Count how many lines of the data below contain the string "BULLIMORE"; the reply should be that number alone.
--- Data supplied ---
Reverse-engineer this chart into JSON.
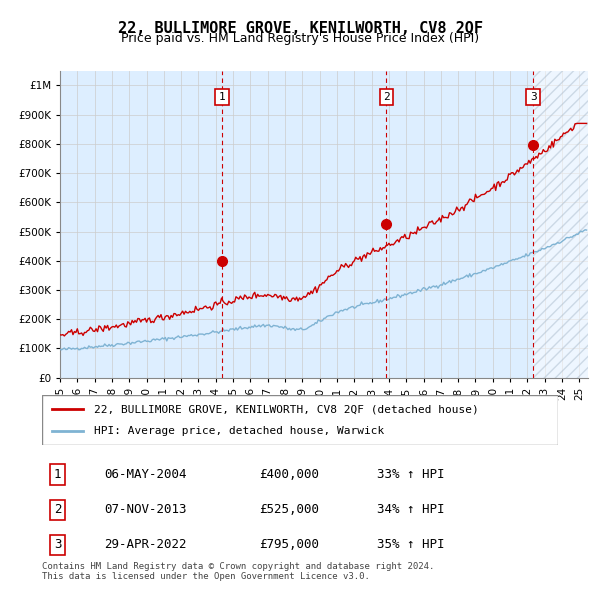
{
  "title": "22, BULLIMORE GROVE, KENILWORTH, CV8 2QF",
  "subtitle": "Price paid vs. HM Land Registry's House Price Index (HPI)",
  "ylabel_ticks": [
    "£0",
    "£100K",
    "£200K",
    "£300K",
    "£400K",
    "£500K",
    "£600K",
    "£700K",
    "£800K",
    "£900K",
    "£1M"
  ],
  "ytick_vals": [
    0,
    100000,
    200000,
    300000,
    400000,
    500000,
    600000,
    700000,
    800000,
    900000,
    1000000
  ],
  "ylim": [
    0,
    1050000
  ],
  "xlim_start": 1995.0,
  "xlim_end": 2025.5,
  "sale_dates": [
    2004.35,
    2013.85,
    2022.33
  ],
  "sale_prices": [
    400000,
    525000,
    795000
  ],
  "sale_labels": [
    "1",
    "2",
    "3"
  ],
  "hpi_line_color": "#7fb3d3",
  "price_line_color": "#cc0000",
  "sale_dot_color": "#cc0000",
  "vline_color": "#cc0000",
  "background_fill_color": "#ddeeff",
  "hatch_color": "#aabbcc",
  "legend_label_red": "22, BULLIMORE GROVE, KENILWORTH, CV8 2QF (detached house)",
  "legend_label_blue": "HPI: Average price, detached house, Warwick",
  "table_rows": [
    {
      "num": "1",
      "date": "06-MAY-2004",
      "price": "£400,000",
      "pct": "33% ↑ HPI"
    },
    {
      "num": "2",
      "date": "07-NOV-2013",
      "price": "£525,000",
      "pct": "34% ↑ HPI"
    },
    {
      "num": "3",
      "date": "29-APR-2022",
      "price": "£795,000",
      "pct": "35% ↑ HPI"
    }
  ],
  "footnote": "Contains HM Land Registry data © Crown copyright and database right 2024.\nThis data is licensed under the Open Government Licence v3.0.",
  "grid_color": "#cccccc",
  "title_fontsize": 11,
  "subtitle_fontsize": 9,
  "tick_fontsize": 7.5,
  "legend_fontsize": 8
}
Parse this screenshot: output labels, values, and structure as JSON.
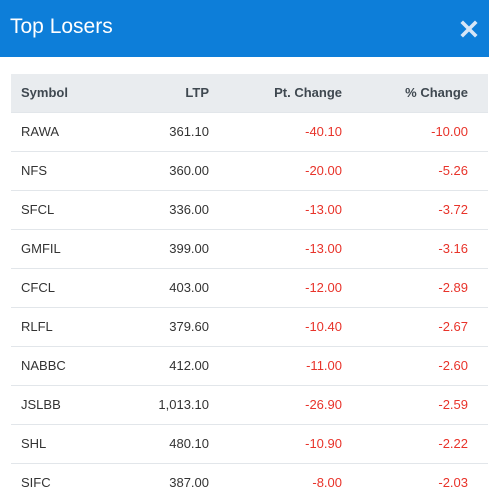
{
  "modal": {
    "title": "Top Losers",
    "close_icon": "close-icon",
    "header_color": "#0d7ed9"
  },
  "table": {
    "headers": {
      "symbol": "Symbol",
      "ltp": "LTP",
      "pt_change": "Pt. Change",
      "pct_change": "% Change"
    },
    "negative_color": "#e8332a",
    "rows": [
      {
        "symbol": "RAWA",
        "ltp": "361.10",
        "pt_change": "-40.10",
        "pct_change": "-10.00"
      },
      {
        "symbol": "NFS",
        "ltp": "360.00",
        "pt_change": "-20.00",
        "pct_change": "-5.26"
      },
      {
        "symbol": "SFCL",
        "ltp": "336.00",
        "pt_change": "-13.00",
        "pct_change": "-3.72"
      },
      {
        "symbol": "GMFIL",
        "ltp": "399.00",
        "pt_change": "-13.00",
        "pct_change": "-3.16"
      },
      {
        "symbol": "CFCL",
        "ltp": "403.00",
        "pt_change": "-12.00",
        "pct_change": "-2.89"
      },
      {
        "symbol": "RLFL",
        "ltp": "379.60",
        "pt_change": "-10.40",
        "pct_change": "-2.67"
      },
      {
        "symbol": "NABBC",
        "ltp": "412.00",
        "pt_change": "-11.00",
        "pct_change": "-2.60"
      },
      {
        "symbol": "JSLBB",
        "ltp": "1,013.10",
        "pt_change": "-26.90",
        "pct_change": "-2.59"
      },
      {
        "symbol": "SHL",
        "ltp": "480.10",
        "pt_change": "-10.90",
        "pct_change": "-2.22"
      },
      {
        "symbol": "SIFC",
        "ltp": "387.00",
        "pt_change": "-8.00",
        "pct_change": "-2.03"
      }
    ]
  }
}
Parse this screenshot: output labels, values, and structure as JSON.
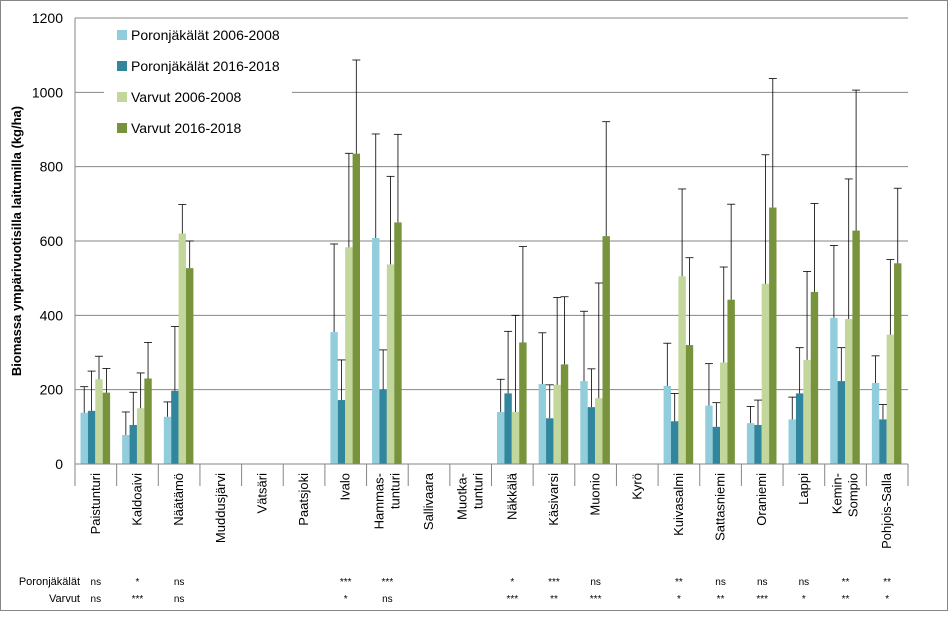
{
  "chart_data": {
    "type": "bar",
    "title": "",
    "xlabel": "",
    "ylabel": "Biomassa ympärivuotisilla laitumilla (kg/ha)",
    "ylim": [
      0,
      1200
    ],
    "yticks": [
      0,
      200,
      400,
      600,
      800,
      1000,
      1200
    ],
    "grid": true,
    "legend_position": "top-left",
    "categories": [
      {
        "lines": [
          "Paistunturi"
        ]
      },
      {
        "lines": [
          "Kaldoaivi"
        ]
      },
      {
        "lines": [
          "Näätämö"
        ]
      },
      {
        "lines": [
          "Muddusjärvi"
        ]
      },
      {
        "lines": [
          "Vätsäri"
        ]
      },
      {
        "lines": [
          "Paatsjoki"
        ]
      },
      {
        "lines": [
          "Ivalo"
        ]
      },
      {
        "lines": [
          "Hammas-",
          "tunturi"
        ]
      },
      {
        "lines": [
          "Sallivaara"
        ]
      },
      {
        "lines": [
          "Muotka-",
          "tunturi"
        ]
      },
      {
        "lines": [
          "Näkkälä"
        ]
      },
      {
        "lines": [
          "Käsivarsi"
        ]
      },
      {
        "lines": [
          "Muonio"
        ]
      },
      {
        "lines": [
          "Kyrö"
        ]
      },
      {
        "lines": [
          "Kuivasalmi"
        ]
      },
      {
        "lines": [
          "Sattasniemi"
        ]
      },
      {
        "lines": [
          "Oraniemi"
        ]
      },
      {
        "lines": [
          "Lappi"
        ]
      },
      {
        "lines": [
          "Kemin-",
          "Sompio"
        ]
      },
      {
        "lines": [
          "Pohjois-Salla"
        ]
      }
    ],
    "series": [
      {
        "name": "Poronjäkälät 2006-2008",
        "color": "#92CDDC",
        "values": [
          138,
          78,
          127,
          null,
          null,
          null,
          355,
          608,
          null,
          null,
          140,
          215,
          223,
          null,
          210,
          157,
          110,
          120,
          393,
          218
        ],
        "errors": [
          70,
          62,
          40,
          null,
          null,
          null,
          237,
          280,
          null,
          null,
          88,
          138,
          188,
          null,
          115,
          113,
          45,
          60,
          195,
          73
        ]
      },
      {
        "name": "Poronjäkälät 2016-2018",
        "color": "#31859C",
        "values": [
          143,
          105,
          197,
          null,
          null,
          null,
          172,
          200,
          null,
          null,
          190,
          123,
          153,
          null,
          115,
          100,
          105,
          190,
          223,
          120
        ],
        "errors": [
          107,
          88,
          173,
          null,
          null,
          null,
          108,
          107,
          null,
          null,
          167,
          90,
          103,
          null,
          75,
          65,
          67,
          123,
          90,
          40
        ]
      },
      {
        "name": "Varvut 2006-2008",
        "color": "#C3D69B",
        "values": [
          228,
          150,
          620,
          null,
          null,
          null,
          583,
          537,
          null,
          null,
          140,
          213,
          177,
          null,
          505,
          273,
          485,
          280,
          390,
          348
        ],
        "errors": [
          62,
          95,
          78,
          null,
          null,
          null,
          253,
          237,
          null,
          null,
          260,
          235,
          310,
          null,
          235,
          257,
          347,
          238,
          377,
          202
        ]
      },
      {
        "name": "Varvut 2016-2018",
        "color": "#77933C",
        "values": [
          192,
          230,
          527,
          null,
          null,
          null,
          835,
          650,
          null,
          null,
          327,
          268,
          613,
          null,
          320,
          442,
          690,
          463,
          628,
          540
        ],
        "errors": [
          65,
          97,
          73,
          null,
          null,
          null,
          252,
          237,
          null,
          null,
          258,
          182,
          308,
          null,
          235,
          257,
          347,
          238,
          378,
          202
        ]
      }
    ],
    "significance": [
      {
        "label": "Poronjäkälät",
        "values": [
          "ns",
          "*",
          "ns",
          "",
          "",
          "",
          "***",
          "***",
          "",
          "",
          "*",
          "***",
          "ns",
          "",
          "**",
          "ns",
          "ns",
          "ns",
          "**",
          "**"
        ]
      },
      {
        "label": "Varvut",
        "values": [
          "ns",
          "***",
          "ns",
          "",
          "",
          "",
          "*",
          "ns",
          "",
          "",
          "***",
          "**",
          "***",
          "",
          "*",
          "**",
          "***",
          "*",
          "**",
          "*"
        ]
      }
    ]
  }
}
---
The completed task — 2